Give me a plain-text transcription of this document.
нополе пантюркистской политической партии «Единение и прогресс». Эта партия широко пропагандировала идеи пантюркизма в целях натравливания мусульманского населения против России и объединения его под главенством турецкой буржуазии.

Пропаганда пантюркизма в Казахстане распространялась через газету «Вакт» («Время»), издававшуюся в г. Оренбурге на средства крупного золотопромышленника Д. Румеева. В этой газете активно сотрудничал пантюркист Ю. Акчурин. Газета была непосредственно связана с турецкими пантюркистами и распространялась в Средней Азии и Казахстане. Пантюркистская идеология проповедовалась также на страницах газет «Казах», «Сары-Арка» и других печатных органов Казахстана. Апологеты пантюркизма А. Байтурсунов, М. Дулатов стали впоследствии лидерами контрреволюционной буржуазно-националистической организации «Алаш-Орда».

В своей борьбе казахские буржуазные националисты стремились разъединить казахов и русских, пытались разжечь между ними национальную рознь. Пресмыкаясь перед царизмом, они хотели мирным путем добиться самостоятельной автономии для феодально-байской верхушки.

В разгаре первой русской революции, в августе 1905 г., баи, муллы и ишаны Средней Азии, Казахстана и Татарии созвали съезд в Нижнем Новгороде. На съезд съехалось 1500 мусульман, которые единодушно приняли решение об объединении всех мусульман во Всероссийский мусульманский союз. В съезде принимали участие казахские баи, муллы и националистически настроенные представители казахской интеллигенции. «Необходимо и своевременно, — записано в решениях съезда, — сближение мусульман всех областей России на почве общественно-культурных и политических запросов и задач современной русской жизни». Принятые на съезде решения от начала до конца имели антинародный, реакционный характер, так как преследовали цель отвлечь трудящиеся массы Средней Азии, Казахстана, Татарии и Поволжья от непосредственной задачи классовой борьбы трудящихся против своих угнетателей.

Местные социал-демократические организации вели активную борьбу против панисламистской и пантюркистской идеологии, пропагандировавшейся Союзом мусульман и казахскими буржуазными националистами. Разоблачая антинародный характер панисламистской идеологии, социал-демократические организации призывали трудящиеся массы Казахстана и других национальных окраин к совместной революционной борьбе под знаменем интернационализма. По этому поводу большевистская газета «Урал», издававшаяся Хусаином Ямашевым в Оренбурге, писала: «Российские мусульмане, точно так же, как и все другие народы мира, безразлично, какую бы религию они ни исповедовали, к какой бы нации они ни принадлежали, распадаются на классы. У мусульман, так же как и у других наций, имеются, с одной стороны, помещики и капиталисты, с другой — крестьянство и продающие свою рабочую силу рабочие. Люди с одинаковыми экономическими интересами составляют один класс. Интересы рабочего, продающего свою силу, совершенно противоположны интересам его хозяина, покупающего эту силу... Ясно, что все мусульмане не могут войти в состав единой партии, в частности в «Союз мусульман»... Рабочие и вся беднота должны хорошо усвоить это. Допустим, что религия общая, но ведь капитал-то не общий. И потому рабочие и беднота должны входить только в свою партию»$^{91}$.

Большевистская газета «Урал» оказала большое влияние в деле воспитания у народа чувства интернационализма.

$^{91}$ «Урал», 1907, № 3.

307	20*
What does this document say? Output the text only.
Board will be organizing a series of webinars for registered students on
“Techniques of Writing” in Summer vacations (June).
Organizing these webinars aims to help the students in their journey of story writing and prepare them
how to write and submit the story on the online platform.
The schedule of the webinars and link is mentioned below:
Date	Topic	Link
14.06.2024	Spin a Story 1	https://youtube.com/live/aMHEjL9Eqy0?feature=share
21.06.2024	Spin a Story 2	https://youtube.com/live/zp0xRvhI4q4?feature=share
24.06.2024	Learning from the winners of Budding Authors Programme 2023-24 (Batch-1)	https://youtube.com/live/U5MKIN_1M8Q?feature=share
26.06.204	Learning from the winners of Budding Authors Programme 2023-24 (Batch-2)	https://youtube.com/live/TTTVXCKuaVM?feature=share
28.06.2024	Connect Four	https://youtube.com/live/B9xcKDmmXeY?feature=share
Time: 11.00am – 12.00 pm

########################################

=== WHAT IS NEEDED ===
Gather each line in the entries above where the string "России" is found.

=== REPLY ===
нополе пантюркистской политической партии «Единение и прогресс». Эта партия широко пропагандировала идеи пантюркизма в целях натравливания мусульманского населения против России и объединения его под главенством турецкой буржуазии.
В разгаре первой русской революции, в августе 1905 г., баи, муллы и ишаны Средней Азии, Казахстана и Татарии созвали съезд в Нижнем Новгороде. На съезд съехалось 1500 мусульман, которые единодушно приняли решение об объединении всех мусульман во Всероссийский мусульманский союз. В съезде принимали участие казахские баи, муллы и националистически настроенные представители казахской интеллигенции. «Необходимо и своевременно, — записано в решениях съезда, — сближение мусульман всех областей России на почве общественно-культурных и политических запросов и задач современной русской жизни». Принятые на съезде решения от начала до конца имели антинародный, реакционный характер, так как преследовали цель отвлечь трудящиеся массы Средней Азии, Казахстана, Татарии и Поволжья от непосредственной задачи классовой борьбы трудящихся против своих угнетателей.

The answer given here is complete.